--- start GIVEN DATA ---

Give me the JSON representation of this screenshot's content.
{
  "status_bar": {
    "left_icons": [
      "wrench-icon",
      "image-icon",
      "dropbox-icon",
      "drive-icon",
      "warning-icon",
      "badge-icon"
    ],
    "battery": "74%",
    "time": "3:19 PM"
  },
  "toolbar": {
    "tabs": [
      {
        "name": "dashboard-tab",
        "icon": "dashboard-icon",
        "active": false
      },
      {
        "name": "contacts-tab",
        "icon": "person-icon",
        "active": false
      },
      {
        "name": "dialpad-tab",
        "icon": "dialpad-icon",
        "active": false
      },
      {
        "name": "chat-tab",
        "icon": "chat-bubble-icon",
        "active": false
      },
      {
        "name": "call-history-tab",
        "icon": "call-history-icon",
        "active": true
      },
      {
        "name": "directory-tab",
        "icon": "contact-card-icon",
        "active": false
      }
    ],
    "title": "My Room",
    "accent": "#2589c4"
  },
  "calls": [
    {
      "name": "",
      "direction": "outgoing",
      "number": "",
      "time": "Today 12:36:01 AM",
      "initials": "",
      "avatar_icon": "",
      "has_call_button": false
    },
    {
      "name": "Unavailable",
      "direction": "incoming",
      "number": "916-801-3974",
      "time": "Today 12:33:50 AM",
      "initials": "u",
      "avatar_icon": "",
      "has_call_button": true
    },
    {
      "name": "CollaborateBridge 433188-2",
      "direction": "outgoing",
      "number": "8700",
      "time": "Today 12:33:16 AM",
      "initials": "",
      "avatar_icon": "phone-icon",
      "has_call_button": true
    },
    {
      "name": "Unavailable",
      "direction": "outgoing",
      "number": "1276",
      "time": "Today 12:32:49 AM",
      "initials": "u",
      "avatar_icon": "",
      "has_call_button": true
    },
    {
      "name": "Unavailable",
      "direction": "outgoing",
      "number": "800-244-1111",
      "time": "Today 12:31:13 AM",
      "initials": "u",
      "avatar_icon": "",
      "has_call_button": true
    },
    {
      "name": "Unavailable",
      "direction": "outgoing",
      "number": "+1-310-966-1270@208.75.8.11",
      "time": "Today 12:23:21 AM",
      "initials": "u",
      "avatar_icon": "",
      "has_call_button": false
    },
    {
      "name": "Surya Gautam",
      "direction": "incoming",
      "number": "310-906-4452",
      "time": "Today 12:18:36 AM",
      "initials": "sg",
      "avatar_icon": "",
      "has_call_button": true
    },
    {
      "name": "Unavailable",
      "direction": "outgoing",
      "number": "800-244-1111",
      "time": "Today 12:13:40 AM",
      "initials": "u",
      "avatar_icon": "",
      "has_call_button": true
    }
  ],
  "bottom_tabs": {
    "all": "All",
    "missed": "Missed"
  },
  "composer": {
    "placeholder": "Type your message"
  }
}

--- end GIVEN DATA ---

_DIRECTIONS:_ Which lines in the data above contain "history"? Show each one.

_WRITTEN REPLY:_
        "name": "call-history-tab",
        "icon": "call-history-icon",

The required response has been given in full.